» **TASK INSTRUCTIONS**:
Copy each line of the material below that includes the string "with".

» **INFORMATION GIVEN**:
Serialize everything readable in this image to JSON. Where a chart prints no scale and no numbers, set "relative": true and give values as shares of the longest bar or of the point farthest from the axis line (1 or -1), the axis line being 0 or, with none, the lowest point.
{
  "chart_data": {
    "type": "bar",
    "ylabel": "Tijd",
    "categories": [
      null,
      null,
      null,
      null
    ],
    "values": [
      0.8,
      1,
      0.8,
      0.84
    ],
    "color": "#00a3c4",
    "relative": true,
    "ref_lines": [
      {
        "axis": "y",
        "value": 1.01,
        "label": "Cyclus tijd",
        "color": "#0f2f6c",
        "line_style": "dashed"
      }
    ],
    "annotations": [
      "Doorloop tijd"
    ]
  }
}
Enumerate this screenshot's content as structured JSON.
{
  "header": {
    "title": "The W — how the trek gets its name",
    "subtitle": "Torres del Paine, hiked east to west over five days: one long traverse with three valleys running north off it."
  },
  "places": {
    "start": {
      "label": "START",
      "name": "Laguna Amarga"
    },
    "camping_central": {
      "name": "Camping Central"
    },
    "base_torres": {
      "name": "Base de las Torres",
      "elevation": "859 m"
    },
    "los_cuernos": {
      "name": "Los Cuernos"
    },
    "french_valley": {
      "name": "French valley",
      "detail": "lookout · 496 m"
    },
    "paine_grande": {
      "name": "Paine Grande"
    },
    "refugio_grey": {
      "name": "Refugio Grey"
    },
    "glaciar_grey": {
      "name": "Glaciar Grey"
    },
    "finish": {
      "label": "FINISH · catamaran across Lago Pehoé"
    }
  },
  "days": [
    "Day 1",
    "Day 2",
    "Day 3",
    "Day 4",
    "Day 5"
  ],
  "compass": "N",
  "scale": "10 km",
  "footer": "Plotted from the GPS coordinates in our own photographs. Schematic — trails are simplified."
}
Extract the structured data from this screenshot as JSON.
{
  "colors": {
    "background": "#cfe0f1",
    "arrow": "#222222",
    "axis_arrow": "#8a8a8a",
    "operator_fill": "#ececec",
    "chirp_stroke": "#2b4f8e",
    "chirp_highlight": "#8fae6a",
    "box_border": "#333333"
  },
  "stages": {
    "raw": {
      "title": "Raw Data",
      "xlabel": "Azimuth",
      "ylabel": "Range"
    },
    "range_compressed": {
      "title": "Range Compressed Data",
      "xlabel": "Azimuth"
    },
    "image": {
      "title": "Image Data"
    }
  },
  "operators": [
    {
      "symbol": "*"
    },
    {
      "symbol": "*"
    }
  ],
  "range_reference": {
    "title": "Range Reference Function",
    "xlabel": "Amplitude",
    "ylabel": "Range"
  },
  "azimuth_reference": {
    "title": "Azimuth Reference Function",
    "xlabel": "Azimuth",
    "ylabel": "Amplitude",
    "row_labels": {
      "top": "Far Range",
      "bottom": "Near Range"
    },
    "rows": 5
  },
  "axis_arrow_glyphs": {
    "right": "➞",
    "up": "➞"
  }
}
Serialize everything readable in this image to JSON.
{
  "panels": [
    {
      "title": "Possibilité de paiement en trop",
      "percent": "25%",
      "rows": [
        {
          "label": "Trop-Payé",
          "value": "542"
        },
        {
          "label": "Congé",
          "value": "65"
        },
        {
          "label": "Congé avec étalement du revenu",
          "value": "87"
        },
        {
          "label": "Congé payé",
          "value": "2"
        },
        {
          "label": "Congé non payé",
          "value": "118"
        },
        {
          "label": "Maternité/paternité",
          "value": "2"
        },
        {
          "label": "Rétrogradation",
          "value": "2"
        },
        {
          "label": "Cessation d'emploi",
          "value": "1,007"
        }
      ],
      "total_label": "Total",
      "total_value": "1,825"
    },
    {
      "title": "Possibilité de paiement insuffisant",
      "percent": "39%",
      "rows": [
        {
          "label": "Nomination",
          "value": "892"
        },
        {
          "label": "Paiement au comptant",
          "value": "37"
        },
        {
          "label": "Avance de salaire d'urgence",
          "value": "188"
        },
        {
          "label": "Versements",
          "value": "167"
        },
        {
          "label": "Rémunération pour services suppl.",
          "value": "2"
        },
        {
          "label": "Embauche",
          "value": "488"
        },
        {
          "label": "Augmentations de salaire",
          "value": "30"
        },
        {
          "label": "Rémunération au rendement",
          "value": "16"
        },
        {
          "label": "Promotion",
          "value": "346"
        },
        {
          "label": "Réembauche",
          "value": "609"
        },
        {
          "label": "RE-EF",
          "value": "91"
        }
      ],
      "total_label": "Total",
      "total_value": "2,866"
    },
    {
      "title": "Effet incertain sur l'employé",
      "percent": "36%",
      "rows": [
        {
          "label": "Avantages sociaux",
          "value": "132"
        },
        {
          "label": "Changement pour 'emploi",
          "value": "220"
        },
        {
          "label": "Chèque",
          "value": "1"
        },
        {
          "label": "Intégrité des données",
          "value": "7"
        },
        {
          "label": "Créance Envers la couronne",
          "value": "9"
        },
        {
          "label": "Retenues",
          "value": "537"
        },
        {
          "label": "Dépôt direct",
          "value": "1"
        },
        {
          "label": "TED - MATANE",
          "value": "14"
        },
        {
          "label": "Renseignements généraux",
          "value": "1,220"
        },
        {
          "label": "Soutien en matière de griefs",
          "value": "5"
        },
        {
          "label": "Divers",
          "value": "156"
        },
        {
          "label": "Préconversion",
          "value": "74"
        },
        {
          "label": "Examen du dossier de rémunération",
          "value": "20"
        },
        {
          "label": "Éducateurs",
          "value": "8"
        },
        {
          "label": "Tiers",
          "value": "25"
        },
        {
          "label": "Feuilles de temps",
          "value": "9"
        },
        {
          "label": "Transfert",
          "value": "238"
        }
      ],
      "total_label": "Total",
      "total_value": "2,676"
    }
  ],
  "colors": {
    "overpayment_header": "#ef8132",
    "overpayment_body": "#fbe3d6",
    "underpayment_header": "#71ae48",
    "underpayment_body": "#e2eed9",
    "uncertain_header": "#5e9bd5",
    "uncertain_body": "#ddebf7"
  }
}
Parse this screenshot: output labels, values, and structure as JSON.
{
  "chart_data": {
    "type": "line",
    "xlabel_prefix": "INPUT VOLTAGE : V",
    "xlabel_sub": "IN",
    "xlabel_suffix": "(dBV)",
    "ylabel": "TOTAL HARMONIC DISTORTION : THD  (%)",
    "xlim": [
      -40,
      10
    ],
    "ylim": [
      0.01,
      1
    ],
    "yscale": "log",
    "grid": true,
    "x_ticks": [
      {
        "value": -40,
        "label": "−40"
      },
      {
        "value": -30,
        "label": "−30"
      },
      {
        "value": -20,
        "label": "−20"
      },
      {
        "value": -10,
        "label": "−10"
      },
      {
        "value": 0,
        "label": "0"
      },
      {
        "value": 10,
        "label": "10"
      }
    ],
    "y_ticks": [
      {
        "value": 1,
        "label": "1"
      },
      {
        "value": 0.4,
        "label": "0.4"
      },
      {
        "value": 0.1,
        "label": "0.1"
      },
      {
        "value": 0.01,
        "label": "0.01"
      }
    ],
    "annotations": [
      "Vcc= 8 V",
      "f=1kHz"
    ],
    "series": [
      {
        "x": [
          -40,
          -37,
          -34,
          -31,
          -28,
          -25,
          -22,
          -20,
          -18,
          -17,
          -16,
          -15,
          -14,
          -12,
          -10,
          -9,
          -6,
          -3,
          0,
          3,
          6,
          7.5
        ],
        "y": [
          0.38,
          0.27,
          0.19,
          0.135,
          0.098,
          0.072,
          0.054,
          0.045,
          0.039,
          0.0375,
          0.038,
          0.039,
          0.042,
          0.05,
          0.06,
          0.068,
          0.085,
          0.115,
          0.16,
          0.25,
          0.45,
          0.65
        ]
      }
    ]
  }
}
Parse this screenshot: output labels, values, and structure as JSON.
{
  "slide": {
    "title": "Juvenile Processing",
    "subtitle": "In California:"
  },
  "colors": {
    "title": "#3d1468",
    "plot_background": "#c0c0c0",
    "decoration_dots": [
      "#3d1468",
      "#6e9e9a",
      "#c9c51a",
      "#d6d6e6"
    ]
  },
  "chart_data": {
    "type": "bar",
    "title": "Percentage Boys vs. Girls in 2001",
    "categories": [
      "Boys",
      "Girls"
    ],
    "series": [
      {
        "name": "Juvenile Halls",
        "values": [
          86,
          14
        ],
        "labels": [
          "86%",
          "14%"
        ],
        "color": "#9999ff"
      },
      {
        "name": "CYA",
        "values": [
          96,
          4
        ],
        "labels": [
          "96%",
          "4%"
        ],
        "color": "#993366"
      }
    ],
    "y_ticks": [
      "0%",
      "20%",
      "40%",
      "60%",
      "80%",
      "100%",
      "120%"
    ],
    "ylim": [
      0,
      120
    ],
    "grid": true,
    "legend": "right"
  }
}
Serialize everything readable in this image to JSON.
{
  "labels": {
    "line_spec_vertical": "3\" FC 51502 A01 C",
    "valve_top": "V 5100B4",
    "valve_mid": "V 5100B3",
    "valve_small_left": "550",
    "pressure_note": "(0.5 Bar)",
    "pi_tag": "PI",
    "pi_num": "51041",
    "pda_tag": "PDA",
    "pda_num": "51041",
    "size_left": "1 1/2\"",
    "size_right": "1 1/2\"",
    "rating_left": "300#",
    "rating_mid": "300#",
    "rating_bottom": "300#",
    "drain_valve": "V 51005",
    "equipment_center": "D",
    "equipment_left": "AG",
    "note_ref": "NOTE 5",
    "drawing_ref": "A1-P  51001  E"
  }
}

» **TASK ANSWER**:
Serialize everything readable in this image to JSON. Where a chart prints no scale and no numbers, set "relative": true and give values as shares of the longest bar or of the point farthest from the axis line (1 or -1), the axis line being 0 or, with none, the lowest point.
    "subtitle": "Torres del Paine, hiked east to west over five days: one long traverse with three valleys running north off it."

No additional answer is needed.